THE REQUEST: Find the lines holding the word "value" and collect them.
★ ★ ★
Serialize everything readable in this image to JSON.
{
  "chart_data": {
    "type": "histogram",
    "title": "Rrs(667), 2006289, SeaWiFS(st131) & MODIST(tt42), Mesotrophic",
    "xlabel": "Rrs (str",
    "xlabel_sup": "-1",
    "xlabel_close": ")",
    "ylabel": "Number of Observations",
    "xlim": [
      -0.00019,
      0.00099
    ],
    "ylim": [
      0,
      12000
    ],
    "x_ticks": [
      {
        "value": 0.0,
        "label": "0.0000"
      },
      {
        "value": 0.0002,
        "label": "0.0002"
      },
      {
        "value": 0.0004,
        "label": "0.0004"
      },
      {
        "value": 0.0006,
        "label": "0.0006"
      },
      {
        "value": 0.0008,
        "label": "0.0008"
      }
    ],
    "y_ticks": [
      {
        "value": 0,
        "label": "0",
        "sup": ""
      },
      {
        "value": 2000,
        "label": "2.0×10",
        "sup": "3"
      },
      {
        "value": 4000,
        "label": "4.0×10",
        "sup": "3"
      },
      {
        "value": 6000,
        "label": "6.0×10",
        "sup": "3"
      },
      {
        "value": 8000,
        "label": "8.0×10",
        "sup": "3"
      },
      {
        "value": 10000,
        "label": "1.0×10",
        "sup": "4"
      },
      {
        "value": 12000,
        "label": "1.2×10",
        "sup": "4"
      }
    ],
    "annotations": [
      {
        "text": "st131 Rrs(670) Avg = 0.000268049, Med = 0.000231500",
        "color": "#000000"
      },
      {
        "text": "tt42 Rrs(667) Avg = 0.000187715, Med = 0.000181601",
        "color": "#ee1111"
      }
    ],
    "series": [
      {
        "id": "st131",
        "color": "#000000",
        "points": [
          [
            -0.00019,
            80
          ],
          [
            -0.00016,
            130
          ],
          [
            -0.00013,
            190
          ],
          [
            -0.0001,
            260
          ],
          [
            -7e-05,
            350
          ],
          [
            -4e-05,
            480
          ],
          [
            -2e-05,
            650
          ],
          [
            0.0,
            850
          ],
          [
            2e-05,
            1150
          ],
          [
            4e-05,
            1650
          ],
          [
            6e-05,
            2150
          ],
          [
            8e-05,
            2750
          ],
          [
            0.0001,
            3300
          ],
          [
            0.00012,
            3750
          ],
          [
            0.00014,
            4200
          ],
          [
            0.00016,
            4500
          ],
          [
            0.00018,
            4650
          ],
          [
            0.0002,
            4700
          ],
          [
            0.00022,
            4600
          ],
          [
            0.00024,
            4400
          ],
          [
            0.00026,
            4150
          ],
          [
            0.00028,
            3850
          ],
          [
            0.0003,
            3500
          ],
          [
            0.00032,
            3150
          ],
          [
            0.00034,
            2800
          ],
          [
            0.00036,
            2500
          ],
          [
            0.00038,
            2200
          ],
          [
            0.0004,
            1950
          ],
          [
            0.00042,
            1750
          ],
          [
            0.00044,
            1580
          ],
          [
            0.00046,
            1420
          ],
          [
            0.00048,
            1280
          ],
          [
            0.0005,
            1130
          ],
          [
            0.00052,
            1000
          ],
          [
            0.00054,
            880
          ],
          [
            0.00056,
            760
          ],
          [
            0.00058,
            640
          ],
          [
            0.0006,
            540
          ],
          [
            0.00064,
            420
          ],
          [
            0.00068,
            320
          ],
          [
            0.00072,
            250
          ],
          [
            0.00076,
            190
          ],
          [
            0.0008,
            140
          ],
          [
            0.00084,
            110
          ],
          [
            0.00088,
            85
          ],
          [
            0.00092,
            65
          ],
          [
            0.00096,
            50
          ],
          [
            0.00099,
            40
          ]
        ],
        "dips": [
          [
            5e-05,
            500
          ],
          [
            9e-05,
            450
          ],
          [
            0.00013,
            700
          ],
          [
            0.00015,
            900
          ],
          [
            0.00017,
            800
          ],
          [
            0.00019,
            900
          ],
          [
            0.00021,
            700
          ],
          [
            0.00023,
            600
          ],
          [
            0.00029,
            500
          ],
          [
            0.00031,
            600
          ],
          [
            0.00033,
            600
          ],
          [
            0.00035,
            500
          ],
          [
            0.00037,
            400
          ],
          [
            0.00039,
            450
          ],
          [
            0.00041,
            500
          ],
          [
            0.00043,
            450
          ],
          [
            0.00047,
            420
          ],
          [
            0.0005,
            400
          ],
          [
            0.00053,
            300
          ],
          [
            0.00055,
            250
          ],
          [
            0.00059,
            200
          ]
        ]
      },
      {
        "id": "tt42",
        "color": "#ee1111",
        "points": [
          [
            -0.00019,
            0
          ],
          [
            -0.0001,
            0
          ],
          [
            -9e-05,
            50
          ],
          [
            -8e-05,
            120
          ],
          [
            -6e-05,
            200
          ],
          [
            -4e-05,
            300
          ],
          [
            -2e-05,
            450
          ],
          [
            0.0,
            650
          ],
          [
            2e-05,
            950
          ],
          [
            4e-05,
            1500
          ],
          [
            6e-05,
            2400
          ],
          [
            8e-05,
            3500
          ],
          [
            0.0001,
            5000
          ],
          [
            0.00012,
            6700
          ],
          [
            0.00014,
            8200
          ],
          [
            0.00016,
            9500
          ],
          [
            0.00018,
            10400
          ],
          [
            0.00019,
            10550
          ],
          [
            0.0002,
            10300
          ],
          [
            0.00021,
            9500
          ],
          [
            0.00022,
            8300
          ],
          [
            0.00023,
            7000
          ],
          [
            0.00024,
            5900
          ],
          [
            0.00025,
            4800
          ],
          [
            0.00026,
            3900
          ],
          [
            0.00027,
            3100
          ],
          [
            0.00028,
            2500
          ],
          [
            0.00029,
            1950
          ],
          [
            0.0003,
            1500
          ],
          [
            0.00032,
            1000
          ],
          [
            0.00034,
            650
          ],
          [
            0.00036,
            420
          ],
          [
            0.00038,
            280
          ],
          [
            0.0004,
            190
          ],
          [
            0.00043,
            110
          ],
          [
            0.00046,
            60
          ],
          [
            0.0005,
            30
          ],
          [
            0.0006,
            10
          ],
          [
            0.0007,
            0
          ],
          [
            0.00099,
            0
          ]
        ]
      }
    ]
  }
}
★ ★ ★
ANSWER TO THIS PROBLEM:
        "value": 0.0,
        "value": 0.0002,
        "value": 0.0004,
        "value": 0.0006,
        "value": 0.0008,
        "value": 0,
        "value": 2000,
        "value": 4000,
        "value": 6000,
        "value": 8000,
        "value": 10000,
        "value": 12000,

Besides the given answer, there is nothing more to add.